** BEGIN PROVIDED RECORDS **
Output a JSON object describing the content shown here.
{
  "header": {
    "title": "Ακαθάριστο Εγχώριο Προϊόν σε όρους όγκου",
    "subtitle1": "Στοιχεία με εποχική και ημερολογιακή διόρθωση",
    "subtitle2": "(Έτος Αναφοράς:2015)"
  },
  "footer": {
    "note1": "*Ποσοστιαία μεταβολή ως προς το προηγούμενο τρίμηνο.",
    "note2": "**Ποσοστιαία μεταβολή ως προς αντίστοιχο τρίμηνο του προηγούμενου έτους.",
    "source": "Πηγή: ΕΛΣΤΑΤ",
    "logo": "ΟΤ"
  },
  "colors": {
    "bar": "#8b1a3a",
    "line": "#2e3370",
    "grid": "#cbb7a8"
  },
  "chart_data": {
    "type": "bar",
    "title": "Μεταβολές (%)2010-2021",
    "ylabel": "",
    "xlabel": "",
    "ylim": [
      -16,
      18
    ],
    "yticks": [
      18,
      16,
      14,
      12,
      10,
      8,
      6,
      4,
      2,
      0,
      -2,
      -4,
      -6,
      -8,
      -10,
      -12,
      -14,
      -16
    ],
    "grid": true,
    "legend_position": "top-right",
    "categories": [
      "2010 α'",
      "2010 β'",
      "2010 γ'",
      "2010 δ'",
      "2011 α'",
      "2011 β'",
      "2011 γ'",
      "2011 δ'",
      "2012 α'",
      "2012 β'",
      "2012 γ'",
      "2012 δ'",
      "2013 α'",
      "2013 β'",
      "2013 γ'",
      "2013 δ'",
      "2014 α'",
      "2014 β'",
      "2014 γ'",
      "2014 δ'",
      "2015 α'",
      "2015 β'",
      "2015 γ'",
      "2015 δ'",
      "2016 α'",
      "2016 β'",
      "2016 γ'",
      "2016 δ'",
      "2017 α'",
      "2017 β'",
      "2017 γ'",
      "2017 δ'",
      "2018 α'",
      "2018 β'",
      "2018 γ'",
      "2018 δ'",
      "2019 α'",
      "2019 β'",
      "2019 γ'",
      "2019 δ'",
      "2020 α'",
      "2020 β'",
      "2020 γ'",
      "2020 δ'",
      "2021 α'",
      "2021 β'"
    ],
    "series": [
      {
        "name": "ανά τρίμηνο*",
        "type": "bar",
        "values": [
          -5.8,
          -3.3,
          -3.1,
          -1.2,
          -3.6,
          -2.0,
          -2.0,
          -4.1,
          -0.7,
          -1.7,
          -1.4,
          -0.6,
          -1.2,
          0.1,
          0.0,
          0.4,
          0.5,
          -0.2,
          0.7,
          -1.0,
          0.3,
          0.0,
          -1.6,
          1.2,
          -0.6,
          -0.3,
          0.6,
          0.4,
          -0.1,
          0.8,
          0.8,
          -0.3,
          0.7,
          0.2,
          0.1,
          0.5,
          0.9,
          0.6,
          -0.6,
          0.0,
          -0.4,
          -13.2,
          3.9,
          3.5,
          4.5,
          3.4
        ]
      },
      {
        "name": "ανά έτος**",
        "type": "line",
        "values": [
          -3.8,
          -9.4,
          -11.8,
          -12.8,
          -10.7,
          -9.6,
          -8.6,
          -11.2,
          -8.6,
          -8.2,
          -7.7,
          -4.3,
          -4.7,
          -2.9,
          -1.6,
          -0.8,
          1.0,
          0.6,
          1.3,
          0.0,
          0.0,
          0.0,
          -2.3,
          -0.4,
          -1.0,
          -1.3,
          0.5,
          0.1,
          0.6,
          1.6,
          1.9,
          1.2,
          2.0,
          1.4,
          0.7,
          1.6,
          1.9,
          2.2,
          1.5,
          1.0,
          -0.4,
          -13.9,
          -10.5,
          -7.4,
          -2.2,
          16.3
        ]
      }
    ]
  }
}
** END PROVIDED RECORDS **
STATED EXERCISE:
Repeat every entry exactly, please.

WRITTEN REPLY:
Output a JSON object describing the content shown here.
{
  "header": {
    "title": "Ακαθάριστο Εγχώριο Προϊόν σε όρους όγκου",
    "subtitle1": "Στοιχεία με εποχική και ημερολογιακή διόρθωση",
    "subtitle2": "(Έτος Αναφοράς:2015)"
  },
  "footer": {
    "note1": "*Ποσοστιαία μεταβολή ως προς το προηγούμενο τρίμηνο.",
    "note2": "**Ποσοστιαία μεταβολή ως προς αντίστοιχο τρίμηνο του προηγούμενου έτους.",
    "source": "Πηγή: ΕΛΣΤΑΤ",
    "logo": "ΟΤ"
  },
  "colors": {
    "bar": "#8b1a3a",
    "line": "#2e3370",
    "grid": "#cbb7a8"
  },
  "chart_data": {
    "type": "bar",
    "title": "Μεταβολές (%)2010-2021",
    "ylabel": "",
    "xlabel": "",
    "ylim": [
      -16,
      18
    ],
    "yticks": [
      18,
      16,
      14,
      12,
      10,
      8,
      6,
      4,
      2,
      0,
      -2,
      -4,
      -6,
      -8,
      -10,
      -12,
      -14,
      -16
    ],
    "grid": true,
    "legend_position": "top-right",
    "categories": [
      "2010 α'",
      "2010 β'",
      "2010 γ'",
      "2010 δ'",
      "2011 α'",
      "2011 β'",
      "2011 γ'",
      "2011 δ'",
      "2012 α'",
      "2012 β'",
      "2012 γ'",
      "2012 δ'",
      "2013 α'",
      "2013 β'",
      "2013 γ'",
      "2013 δ'",
      "2014 α'",
      "2014 β'",
      "2014 γ'",
      "2014 δ'",
      "2015 α'",
      "2015 β'",
      "2015 γ'",
      "2015 δ'",
      "2016 α'",
      "2016 β'",
      "2016 γ'",
      "2016 δ'",
      "2017 α'",
      "2017 β'",
      "2017 γ'",
      "2017 δ'",
      "2018 α'",
      "2018 β'",
      "2018 γ'",
      "2018 δ'",
      "2019 α'",
      "2019 β'",
      "2019 γ'",
      "2019 δ'",
      "2020 α'",
      "2020 β'",
      "2020 γ'",
      "2020 δ'",
      "2021 α'",
      "2021 β'"
    ],
    "series": [
      {
        "name": "ανά τρίμηνο*",
        "type": "bar",
        "values": [
          -5.8,
          -3.3,
          -3.1,
          -1.2,
          -3.6,
          -2.0,
          -2.0,
          -4.1,
          -0.7,
          -1.7,
          -1.4,
          -0.6,
          -1.2,
          0.1,
          0.0,
          0.4,
          0.5,
          -0.2,
          0.7,
          -1.0,
          0.3,
          0.0,
          -1.6,
          1.2,
          -0.6,
          -0.3,
          0.6,
          0.4,
          -0.1,
          0.8,
          0.8,
          -0.3,
          0.7,
          0.2,
          0.1,
          0.5,
          0.9,
          0.6,
          -0.6,
          0.0,
          -0.4,
          -13.2,
          3.9,
          3.5,
          4.5,
          3.4
        ]
      },
      {
        "name": "ανά έτος**",
        "type": "line",
        "values": [
          -3.8,
          -9.4,
          -11.8,
          -12.8,
          -10.7,
          -9.6,
          -8.6,
          -11.2,
          -8.6,
          -8.2,
          -7.7,
          -4.3,
          -4.7,
          -2.9,
          -1.6,
          -0.8,
          1.0,
          0.6,
          1.3,
          0.0,
          0.0,
          0.0,
          -2.3,
          -0.4,
          -1.0,
          -1.3,
          0.5,
          0.1,
          0.6,
          1.6,
          1.9,
          1.2,
          2.0,
          1.4,
          0.7,
          1.6,
          1.9,
          2.2,
          1.5,
          1.0,
          -0.4,
          -13.9,
          -10.5,
          -7.4,
          -2.2,
          16.3
        ]
      }
    ]
  }
}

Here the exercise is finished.